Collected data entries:
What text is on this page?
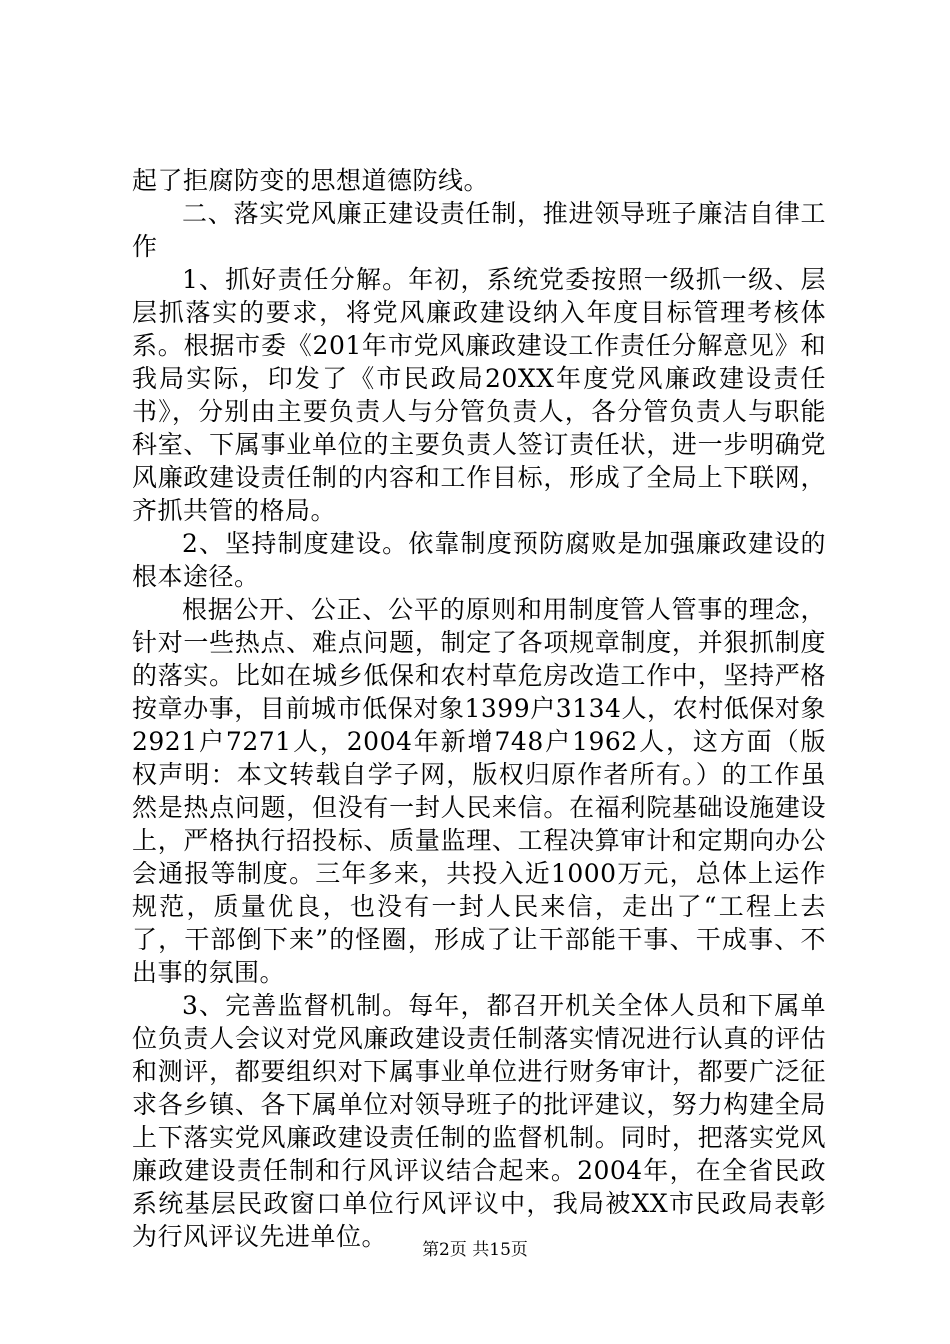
起了拒腐防变的思想道德防线。

二、落实党风廉正建设责任制，推进领导班子廉洁自律工作

1、抓好责任分解。年初，系统党委按照一级抓一级、层层抓落实的要求，将党风廉政建设纳入年度目标管理考核体系。根据市委《201年市党风廉政建设工作责任分解意见》和我局实际，印发了《市民政局20XX年度党风廉政建设责任书》，分别由主要负责人与分管负责人，各分管负责人与职能科室、下属事业单位的主要负责人签订责任状，进一步明确党风廉政建设责任制的内容和工作目标，形成了全局上下联网，齐抓共管的格局。

2、坚持制度建设。依靠制度预防腐败是加强廉政建设的根本途径。

根据公开、公正、公平的原则和用制度管人管事的理念，针对一些热点、难点问题，制定了各项规章制度，并狠抓制度的落实。比如在城乡低保和农村草危房改造工作中，坚持严格按章办事，目前城市低保对象1399户3134人，农村低保对象2921户7271人，2004年新增748户1962人，这方面（版权声明：本文转载自学子网，版权归原作者所有。）的工作虽然是热点问题，但没有一封人民来信。在福利院基础设施建设上，严格执行招投标、质量监理、工程决算审计和定期向办公会通报等制度。三年多来，共投入近1000万元，总体上运作规范，质量优良，也没有一封人民来信，走出了“工程上去了，干部倒下来”的怪圈，形成了让干部能干事、干成事、不出事的氛围。

3、完善监督机制。每年，都召开机关全体人员和下属单位负责人会议对党风廉政建设责任制落实情况进行认真的评估和测评，都要组织对下属事业单位进行财务审计，都要广泛征求各乡镇、各下属单位对领导班子的批评建议，努力构建全局上下落实党风廉政建设责任制的监督机制。同时，把落实党风廉政建设责任制和行风评议结合起来。2004年，在全省民政系统基层民政窗口单位行风评议中，我局被XX市民政局表彰为行风评议先进单位。	第2页 共15页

### EXERCISE
Omit the pictures and output all of the other material exactly.

### ANSWER FOR THIS EXERCISE
What text is on this page?
起了拒腐防变的思想道德防线。

二、落实党风廉正建设责任制，推进领导班子廉洁自律工作

1、抓好责任分解。年初，系统党委按照一级抓一级、层层抓落实的要求，将党风廉政建设纳入年度目标管理考核体系。根据市委《201年市党风廉政建设工作责任分解意见》和我局实际，印发了《市民政局20XX年度党风廉政建设责任书》，分别由主要负责人与分管负责人，各分管负责人与职能科室、下属事业单位的主要负责人签订责任状，进一步明确党风廉政建设责任制的内容和工作目标，形成了全局上下联网，齐抓共管的格局。

2、坚持制度建设。依靠制度预防腐败是加强廉政建设的根本途径。

根据公开、公正、公平的原则和用制度管人管事的理念，针对一些热点、难点问题，制定了各项规章制度，并狠抓制度的落实。比如在城乡低保和农村草危房改造工作中，坚持严格按章办事，目前城市低保对象1399户3134人，农村低保对象2921户7271人，2004年新增748户1962人，这方面（版权声明：本文转载自学子网，版权归原作者所有。）的工作虽然是热点问题，但没有一封人民来信。在福利院基础设施建设上，严格执行招投标、质量监理、工程决算审计和定期向办公会通报等制度。三年多来，共投入近1000万元，总体上运作规范，质量优良，也没有一封人民来信，走出了“工程上去了，干部倒下来”的怪圈，形成了让干部能干事、干成事、不出事的氛围。

3、完善监督机制。每年，都召开机关全体人员和下属单位负责人会议对党风廉政建设责任制落实情况进行认真的评估和测评，都要组织对下属事业单位进行财务审计，都要广泛征求各乡镇、各下属单位对领导班子的批评建议，努力构建全局上下落实党风廉政建设责任制的监督机制。同时，把落实党风廉政建设责任制和行风评议结合起来。2004年，在全省民政系统基层民政窗口单位行风评议中，我局被XX市民政局表彰为行风评议先进单位。	第2页 共15页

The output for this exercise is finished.